● **WHAT THE EXERCISE ASKS**: Say the number of lines containing the string "title", and say nothing else.

● **INFORMATION GIVEN**:
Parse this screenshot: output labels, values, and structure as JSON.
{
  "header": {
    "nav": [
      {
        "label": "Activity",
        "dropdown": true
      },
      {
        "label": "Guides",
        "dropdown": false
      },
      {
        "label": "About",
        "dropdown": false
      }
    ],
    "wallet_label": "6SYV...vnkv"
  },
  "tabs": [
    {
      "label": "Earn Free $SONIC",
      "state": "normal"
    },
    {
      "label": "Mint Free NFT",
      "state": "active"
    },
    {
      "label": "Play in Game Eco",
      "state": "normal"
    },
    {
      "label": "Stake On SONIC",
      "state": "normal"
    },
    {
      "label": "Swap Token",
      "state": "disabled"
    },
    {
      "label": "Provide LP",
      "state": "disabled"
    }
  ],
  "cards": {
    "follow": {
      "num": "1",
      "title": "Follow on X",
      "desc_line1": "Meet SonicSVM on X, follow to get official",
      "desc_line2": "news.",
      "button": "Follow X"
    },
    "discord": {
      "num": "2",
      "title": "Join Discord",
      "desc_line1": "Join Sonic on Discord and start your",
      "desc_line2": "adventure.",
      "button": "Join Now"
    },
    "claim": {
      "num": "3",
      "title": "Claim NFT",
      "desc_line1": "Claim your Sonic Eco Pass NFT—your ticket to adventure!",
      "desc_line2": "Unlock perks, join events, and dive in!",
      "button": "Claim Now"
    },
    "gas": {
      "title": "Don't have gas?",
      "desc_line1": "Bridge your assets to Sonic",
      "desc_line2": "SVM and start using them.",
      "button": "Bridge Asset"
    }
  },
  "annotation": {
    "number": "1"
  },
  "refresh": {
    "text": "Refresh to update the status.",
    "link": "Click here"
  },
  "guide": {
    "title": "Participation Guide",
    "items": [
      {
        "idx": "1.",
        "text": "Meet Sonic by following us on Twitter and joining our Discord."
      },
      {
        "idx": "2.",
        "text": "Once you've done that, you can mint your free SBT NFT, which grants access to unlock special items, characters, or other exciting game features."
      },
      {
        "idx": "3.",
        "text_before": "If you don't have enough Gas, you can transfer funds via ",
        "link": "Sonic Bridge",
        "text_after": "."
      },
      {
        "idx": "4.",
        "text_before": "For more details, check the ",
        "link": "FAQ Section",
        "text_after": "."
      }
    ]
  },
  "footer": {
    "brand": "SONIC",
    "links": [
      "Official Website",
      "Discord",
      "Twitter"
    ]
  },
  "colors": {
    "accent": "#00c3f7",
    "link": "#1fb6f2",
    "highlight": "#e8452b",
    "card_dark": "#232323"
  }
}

● **SOLUTION FOR THIS PROBLEM**: 5